### [REQUIREMENTS]
Write out the listing beneath this instruction in its entirety, exactly as it reads.

Records from a data source:
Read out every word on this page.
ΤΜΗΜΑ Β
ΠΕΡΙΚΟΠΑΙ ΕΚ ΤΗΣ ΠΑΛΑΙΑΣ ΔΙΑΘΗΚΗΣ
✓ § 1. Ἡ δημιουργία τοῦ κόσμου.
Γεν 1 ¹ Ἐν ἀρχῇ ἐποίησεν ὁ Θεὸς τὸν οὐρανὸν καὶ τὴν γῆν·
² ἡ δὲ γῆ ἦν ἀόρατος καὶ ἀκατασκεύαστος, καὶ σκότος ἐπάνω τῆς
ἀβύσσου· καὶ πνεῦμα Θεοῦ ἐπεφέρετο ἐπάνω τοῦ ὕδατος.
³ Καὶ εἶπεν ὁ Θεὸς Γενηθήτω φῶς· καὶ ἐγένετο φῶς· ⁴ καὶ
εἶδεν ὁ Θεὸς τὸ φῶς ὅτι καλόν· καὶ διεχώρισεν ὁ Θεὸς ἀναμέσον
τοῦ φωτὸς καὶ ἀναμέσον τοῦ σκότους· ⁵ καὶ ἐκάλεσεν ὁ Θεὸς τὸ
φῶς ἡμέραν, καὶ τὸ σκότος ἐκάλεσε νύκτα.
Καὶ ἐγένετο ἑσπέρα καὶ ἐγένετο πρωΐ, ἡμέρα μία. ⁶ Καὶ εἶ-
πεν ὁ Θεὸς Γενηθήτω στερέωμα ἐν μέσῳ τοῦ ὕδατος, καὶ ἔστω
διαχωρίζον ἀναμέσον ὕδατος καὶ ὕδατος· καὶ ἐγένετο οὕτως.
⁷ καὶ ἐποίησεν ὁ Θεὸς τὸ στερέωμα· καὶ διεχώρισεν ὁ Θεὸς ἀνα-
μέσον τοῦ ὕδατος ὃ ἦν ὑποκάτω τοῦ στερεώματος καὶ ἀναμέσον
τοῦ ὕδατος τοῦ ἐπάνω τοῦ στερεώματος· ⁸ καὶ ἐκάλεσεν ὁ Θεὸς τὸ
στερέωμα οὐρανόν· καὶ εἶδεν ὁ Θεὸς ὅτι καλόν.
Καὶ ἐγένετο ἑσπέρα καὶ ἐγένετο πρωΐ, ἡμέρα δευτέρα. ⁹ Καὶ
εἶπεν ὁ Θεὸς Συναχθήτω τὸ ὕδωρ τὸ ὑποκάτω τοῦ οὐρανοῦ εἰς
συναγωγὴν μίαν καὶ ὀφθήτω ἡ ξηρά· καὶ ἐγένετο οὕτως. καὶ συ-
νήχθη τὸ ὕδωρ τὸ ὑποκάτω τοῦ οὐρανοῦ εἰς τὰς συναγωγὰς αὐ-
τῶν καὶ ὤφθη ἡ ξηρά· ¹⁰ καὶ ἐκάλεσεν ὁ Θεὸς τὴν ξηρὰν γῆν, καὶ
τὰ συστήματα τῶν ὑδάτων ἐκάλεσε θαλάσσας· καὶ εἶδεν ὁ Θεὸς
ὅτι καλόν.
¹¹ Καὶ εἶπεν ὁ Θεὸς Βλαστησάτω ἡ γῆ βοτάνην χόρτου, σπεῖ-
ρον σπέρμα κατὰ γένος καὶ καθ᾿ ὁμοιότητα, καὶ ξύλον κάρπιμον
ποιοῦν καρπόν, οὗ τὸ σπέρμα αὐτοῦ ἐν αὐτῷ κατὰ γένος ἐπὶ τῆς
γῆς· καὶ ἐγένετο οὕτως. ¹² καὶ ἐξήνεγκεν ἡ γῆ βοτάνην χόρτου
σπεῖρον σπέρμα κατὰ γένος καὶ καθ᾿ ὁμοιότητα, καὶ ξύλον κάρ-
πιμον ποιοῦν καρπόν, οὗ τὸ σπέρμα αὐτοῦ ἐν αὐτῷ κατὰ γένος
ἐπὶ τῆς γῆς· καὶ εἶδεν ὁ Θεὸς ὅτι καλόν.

### [SOLUTION]
Read out every word on this page.
ΤΜΗΜΑ Β
ΠΕΡΙΚΟΠΑΙ ΕΚ ΤΗΣ ΠΑΛΑΙΑΣ ΔΙΑΘΗΚΗΣ
✓ § 1. Ἡ δημιουργία τοῦ κόσμου.
Γεν 1 ¹ Ἐν ἀρχῇ ἐποίησεν ὁ Θεὸς τὸν οὐρανὸν καὶ τὴν γῆν·
² ἡ δὲ γῆ ἦν ἀόρατος καὶ ἀκατασκεύαστος, καὶ σκότος ἐπάνω τῆς
ἀβύσσου· καὶ πνεῦμα Θεοῦ ἐπεφέρετο ἐπάνω τοῦ ὕδατος.
³ Καὶ εἶπεν ὁ Θεὸς Γενηθήτω φῶς· καὶ ἐγένετο φῶς· ⁴ καὶ
εἶδεν ὁ Θεὸς τὸ φῶς ὅτι καλόν· καὶ διεχώρισεν ὁ Θεὸς ἀναμέσον
τοῦ φωτὸς καὶ ἀναμέσον τοῦ σκότους· ⁵ καὶ ἐκάλεσεν ὁ Θεὸς τὸ
φῶς ἡμέραν, καὶ τὸ σκότος ἐκάλεσε νύκτα.
Καὶ ἐγένετο ἑσπέρα καὶ ἐγένετο πρωΐ, ἡμέρα μία. ⁶ Καὶ εἶ-
πεν ὁ Θεὸς Γενηθήτω στερέωμα ἐν μέσῳ τοῦ ὕδατος, καὶ ἔστω
διαχωρίζον ἀναμέσον ὕδατος καὶ ὕδατος· καὶ ἐγένετο οὕτως.
⁷ καὶ ἐποίησεν ὁ Θεὸς τὸ στερέωμα· καὶ διεχώρισεν ὁ Θεὸς ἀνα-
μέσον τοῦ ὕδατος ὃ ἦν ὑποκάτω τοῦ στερεώματος καὶ ἀναμέσον
τοῦ ὕδατος τοῦ ἐπάνω τοῦ στερεώματος· ⁸ καὶ ἐκάλεσεν ὁ Θεὸς τὸ
στερέωμα οὐρανόν· καὶ εἶδεν ὁ Θεὸς ὅτι καλόν.
Καὶ ἐγένετο ἑσπέρα καὶ ἐγένετο πρωΐ, ἡμέρα δευτέρα. ⁹ Καὶ
εἶπεν ὁ Θεὸς Συναχθήτω τὸ ὕδωρ τὸ ὑποκάτω τοῦ οὐρανοῦ εἰς
συναγωγὴν μίαν καὶ ὀφθήτω ἡ ξηρά· καὶ ἐγένετο οὕτως. καὶ συ-
νήχθη τὸ ὕδωρ τὸ ὑποκάτω τοῦ οὐρανοῦ εἰς τὰς συναγωγὰς αὐ-
τῶν καὶ ὤφθη ἡ ξηρά· ¹⁰ καὶ ἐκάλεσεν ὁ Θεὸς τὴν ξηρὰν γῆν, καὶ
τὰ συστήματα τῶν ὑδάτων ἐκάλεσε θαλάσσας· καὶ εἶδεν ὁ Θεὸς
ὅτι καλόν.
¹¹ Καὶ εἶπεν ὁ Θεὸς Βλαστησάτω ἡ γῆ βοτάνην χόρτου, σπεῖ-
ρον σπέρμα κατὰ γένος καὶ καθ᾿ ὁμοιότητα, καὶ ξύλον κάρπιμον
ποιοῦν καρπόν, οὗ τὸ σπέρμα αὐτοῦ ἐν αὐτῷ κατὰ γένος ἐπὶ τῆς
γῆς· καὶ ἐγένετο οὕτως. ¹² καὶ ἐξήνεγκεν ἡ γῆ βοτάνην χόρτου
σπεῖρον σπέρμα κατὰ γένος καὶ καθ᾿ ὁμοιότητα, καὶ ξύλον κάρ-
πιμον ποιοῦν καρπόν, οὗ τὸ σπέρμα αὐτοῦ ἐν αὐτῷ κατὰ γένος
ἐπὶ τῆς γῆς· καὶ εἶδεν ὁ Θεὸς ὅτι καλόν.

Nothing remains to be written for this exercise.